In the material below, list every line carrying the string "structure".

● **RECORDS FOR PROCESSING**
▼▼▼

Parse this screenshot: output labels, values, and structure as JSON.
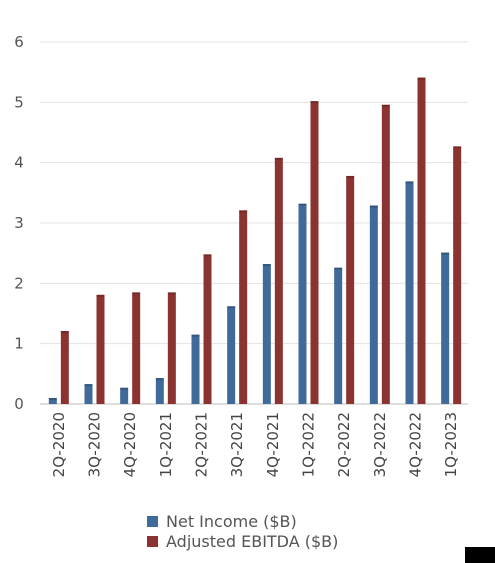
{
  "chart_data": {
    "type": "bar",
    "title": "",
    "xlabel": "",
    "ylabel": "",
    "ylim": [
      0,
      6
    ],
    "yticks": [
      0,
      1,
      2,
      3,
      4,
      5,
      6
    ],
    "grid": true,
    "legend_position": "bottom",
    "categories": [
      "2Q-2020",
      "3Q-2020",
      "4Q-2020",
      "1Q-2021",
      "2Q-2021",
      "3Q-2021",
      "4Q-2021",
      "1Q-2022",
      "2Q-2022",
      "3Q-2022",
      "4Q-2022",
      "1Q-2023"
    ],
    "series": [
      {
        "name": "Net Income ($B)",
        "color": "#3f6a9a",
        "values": [
          0.1,
          0.33,
          0.27,
          0.43,
          1.15,
          1.62,
          2.32,
          3.32,
          2.26,
          3.29,
          3.69,
          2.51
        ]
      },
      {
        "name": "Adjusted EBITDA ($B)",
        "color": "#8b3331",
        "values": [
          1.21,
          1.81,
          1.85,
          1.85,
          2.48,
          3.21,
          4.08,
          5.02,
          3.78,
          4.96,
          5.41,
          4.27
        ]
      }
    ]
  }
}
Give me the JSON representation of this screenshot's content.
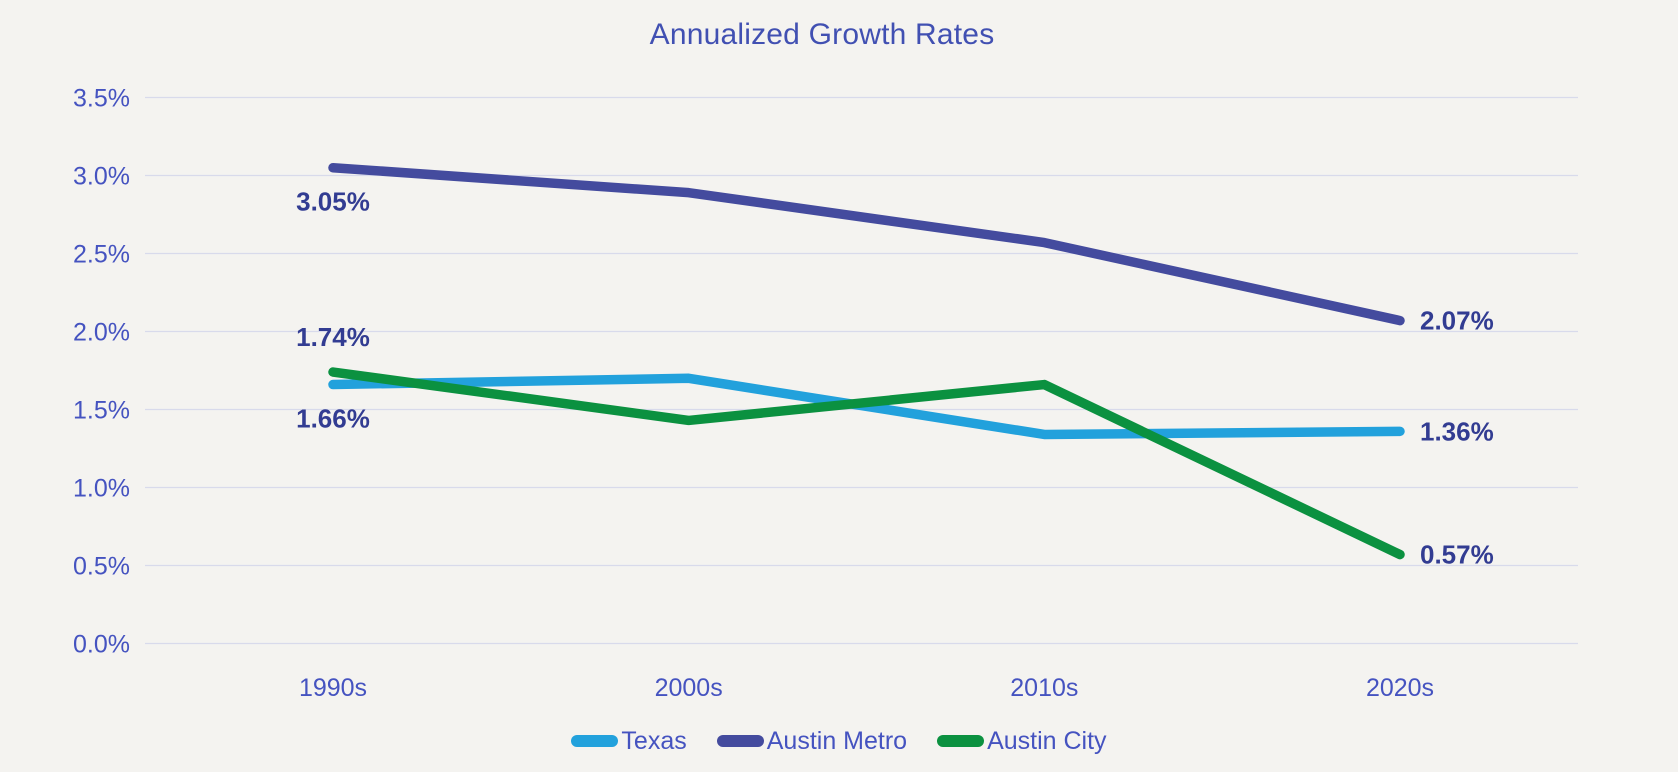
{
  "chart_data": {
    "type": "line",
    "title": "Annualized Growth Rates",
    "categories": [
      "1990s",
      "2000s",
      "2010s",
      "2020s"
    ],
    "series": [
      {
        "name": "Texas",
        "color": "#22A1DC",
        "values": [
          1.66,
          1.7,
          1.34,
          1.36
        ]
      },
      {
        "name": "Austin Metro",
        "color": "#444B9E",
        "values": [
          3.05,
          2.89,
          2.57,
          2.07
        ]
      },
      {
        "name": "Austin City",
        "color": "#0B9140",
        "values": [
          1.74,
          1.43,
          1.66,
          0.57
        ]
      }
    ],
    "annotations": [
      {
        "series_index": 1,
        "point_index": 0,
        "text": "3.05%",
        "placement": "below"
      },
      {
        "series_index": 2,
        "point_index": 0,
        "text": "1.74%",
        "placement": "above"
      },
      {
        "series_index": 0,
        "point_index": 0,
        "text": "1.66%",
        "placement": "below"
      },
      {
        "series_index": 1,
        "point_index": 3,
        "text": "2.07%",
        "placement": "right"
      },
      {
        "series_index": 0,
        "point_index": 3,
        "text": "1.36%",
        "placement": "right"
      },
      {
        "series_index": 2,
        "point_index": 3,
        "text": "0.57%",
        "placement": "right"
      }
    ],
    "y_axis": {
      "min": 0.0,
      "max": 3.5,
      "tick_step": 0.5,
      "ticks": [
        {
          "value": 0.0,
          "label": "0.0%"
        },
        {
          "value": 0.5,
          "label": "0.5%"
        },
        {
          "value": 1.0,
          "label": "1.0%"
        },
        {
          "value": 1.5,
          "label": "1.5%"
        },
        {
          "value": 2.0,
          "label": "2.0%"
        },
        {
          "value": 2.5,
          "label": "2.5%"
        },
        {
          "value": 3.0,
          "label": "3.0%"
        },
        {
          "value": 3.5,
          "label": "3.5%"
        }
      ]
    },
    "legend_position": "bottom",
    "grid": "horizontal",
    "colors": {
      "background": "#F4F3F0",
      "gridline": "#D8DAEB",
      "axis_text": "#4553C0",
      "title_text": "#4150B2",
      "data_label_text": "#323C92"
    }
  }
}
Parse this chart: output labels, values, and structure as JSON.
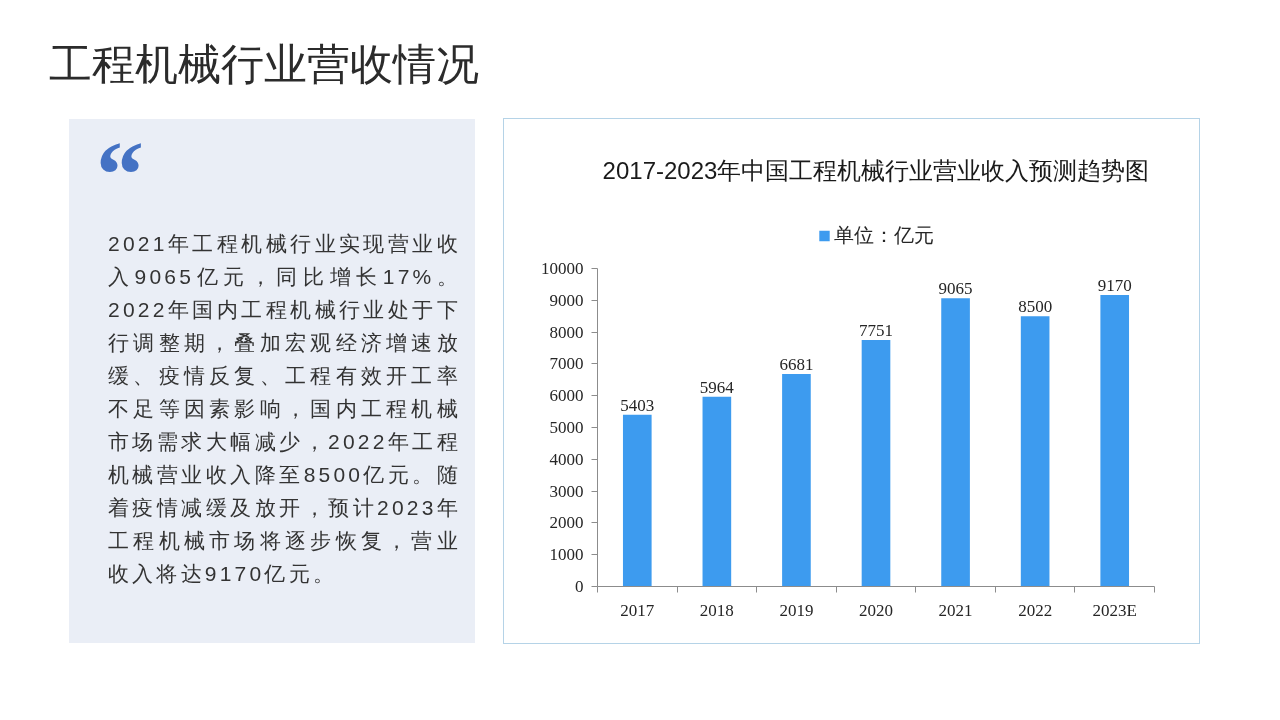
{
  "chart_data": [
    {
      "type": "other",
      "title": "工程机械行业营收情况",
      "annotations": [
        "“",
        "2021年工程机械行业实现营业收入9065亿元，同比增长17%。2022年国内工程机械行业处于下行调整期，叠加宏观经济增速放缓、疫情反复、工程有效开工率不足等因素影响，国内工程机械市场需求大幅减少，2022年工程机械营业收入降至8500亿元。随着疫情减缓及放开，预计2023年工程机械市场将逐步恢复，营业收入将达9170亿元。"
      ]
    },
    {
      "type": "bar",
      "title": "2017-2023年中国工程机械行业营业收入预测趋势图",
      "categories": [
        "2017",
        "2018",
        "2019",
        "2020",
        "2021",
        "2022",
        "2023E"
      ],
      "series": [
        {
          "name": "单位：亿元",
          "color": "#3d9bef",
          "values": [
            5403,
            5964,
            6681,
            7751,
            9065,
            8500,
            9170
          ]
        }
      ],
      "ylim": [
        0,
        10000
      ],
      "yticks": [
        0,
        1000,
        2000,
        3000,
        4000,
        5000,
        6000,
        7000,
        8000,
        9000,
        10000
      ],
      "data_labels": true,
      "legend": "top",
      "grid": false
    }
  ]
}
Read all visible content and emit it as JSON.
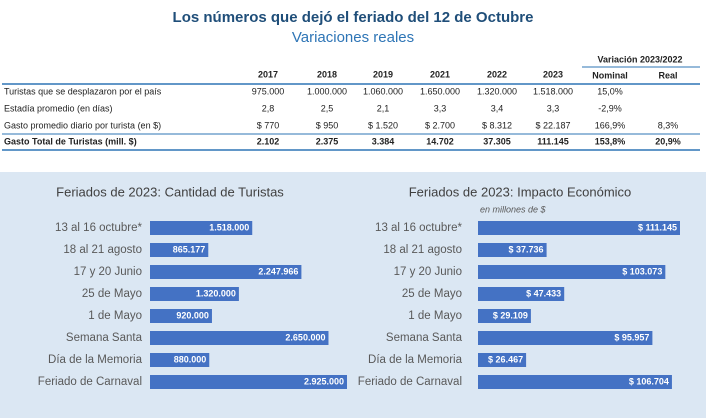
{
  "header": {
    "title": "Los números que dejó el feriado del 12 de Octubre",
    "subtitle": "Variaciones reales"
  },
  "table": {
    "columns": [
      "2017",
      "2018",
      "2019",
      "2021",
      "2022",
      "2023"
    ],
    "group_header": "Variación 2023/2022",
    "group_columns": [
      "Nominal",
      "Real"
    ],
    "rows": [
      [
        "Turistas que se desplazaron por el país",
        "975.000",
        "1.000.000",
        "1.060.000",
        "1.650.000",
        "1.320.000",
        "1.518.000",
        "15,0%",
        null
      ],
      [
        "Estadía promedio (en días)",
        "2,8",
        "2,5",
        "2,1",
        "3,3",
        "3,4",
        "3,3",
        "-2,9%",
        null
      ],
      [
        "Gasto promedio diario por turista (en $)",
        "$ 770",
        "$ 950",
        "$ 1.520",
        "$ 2.700",
        "$ 8.312",
        "$ 22.187",
        "166,9%",
        "8,3%"
      ],
      [
        "Gasto Total de Turistas (mill. $)",
        "2.102",
        "2.375",
        "3.384",
        "14.702",
        "37.305",
        "111.145",
        "153,8%",
        "20,9%"
      ]
    ]
  },
  "chart_data": [
    {
      "type": "bar",
      "orientation": "horizontal",
      "title": "Feriados de 2023: Cantidad de Turistas",
      "color": "#4472c4",
      "categories": [
        "13 al 16 octubre*",
        "18 al 21 agosto",
        "17 y 20 Junio",
        "25 de Mayo",
        "1 de Mayo",
        "Semana Santa",
        "Día de la Memoria",
        "Feriado de Carnaval"
      ],
      "values": [
        1518000,
        865177,
        2247966,
        1320000,
        920000,
        2650000,
        880000,
        2925000
      ],
      "value_labels": [
        "1.518.000",
        "865.177",
        "2.247.966",
        "1.320.000",
        "920.000",
        "2.650.000",
        "880.000",
        "2.925.000"
      ]
    },
    {
      "type": "bar",
      "orientation": "horizontal",
      "title": "Feriados de 2023: Impacto Económico",
      "subtitle": "en millones de $",
      "color": "#4472c4",
      "categories": [
        "13 al 16 octubre*",
        "18 al 21 agosto",
        "17 y 20 Junio",
        "25 de Mayo",
        "1 de Mayo",
        "Semana Santa",
        "Día de la Memoria",
        "Feriado de Carnaval"
      ],
      "values": [
        111145,
        37736,
        103073,
        47433,
        29109,
        95957,
        26467,
        106704
      ],
      "value_labels": [
        "$ 111.145",
        "$ 37.736",
        "$ 103.073",
        "$ 47.433",
        "$ 29.109",
        "$ 95.957",
        "$ 26.467",
        "$ 106.704"
      ]
    }
  ]
}
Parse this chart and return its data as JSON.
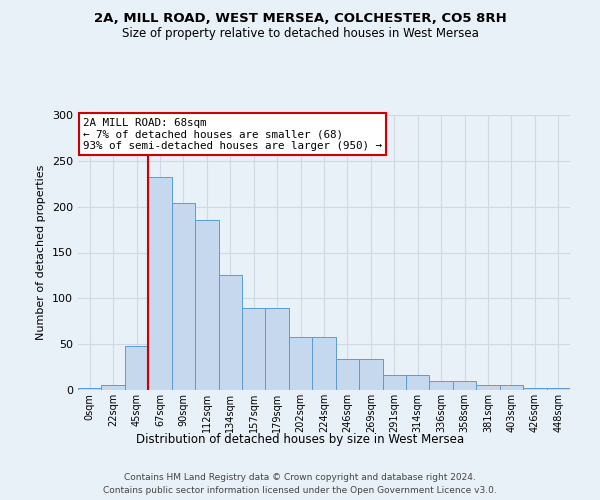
{
  "title_line1": "2A, MILL ROAD, WEST MERSEA, COLCHESTER, CO5 8RH",
  "title_line2": "Size of property relative to detached houses in West Mersea",
  "xlabel": "Distribution of detached houses by size in West Mersea",
  "ylabel": "Number of detached properties",
  "footer_line1": "Contains HM Land Registry data © Crown copyright and database right 2024.",
  "footer_line2": "Contains public sector information licensed under the Open Government Licence v3.0.",
  "annotation_title": "2A MILL ROAD: 68sqm",
  "annotation_line1": "← 7% of detached houses are smaller (68)",
  "annotation_line2": "93% of semi-detached houses are larger (950) →",
  "bar_labels": [
    "0sqm",
    "22sqm",
    "45sqm",
    "67sqm",
    "90sqm",
    "112sqm",
    "134sqm",
    "157sqm",
    "179sqm",
    "202sqm",
    "224sqm",
    "246sqm",
    "269sqm",
    "291sqm",
    "314sqm",
    "336sqm",
    "358sqm",
    "381sqm",
    "403sqm",
    "426sqm",
    "448sqm"
  ],
  "bar_values": [
    2,
    5,
    48,
    232,
    204,
    186,
    126,
    90,
    90,
    58,
    58,
    34,
    34,
    16,
    16,
    10,
    10,
    6,
    6,
    2,
    2
  ],
  "bar_color": "#c5d8ed",
  "bar_edge_color": "#5b9bd5",
  "vline_color": "#cc0000",
  "annotation_box_color": "#ffffff",
  "annotation_box_edge_color": "#cc0000",
  "grid_color": "#d0d8e4",
  "background_color": "#e8f0f8",
  "ylim": [
    0,
    300
  ],
  "yticks": [
    0,
    50,
    100,
    150,
    200,
    250,
    300
  ]
}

▲▲▲

● **WRITTEN SOLUTION**
Parse this screenshot: output labels, values, and structure as JSON.
Parse this chart: output labels, values, and structure as JSON.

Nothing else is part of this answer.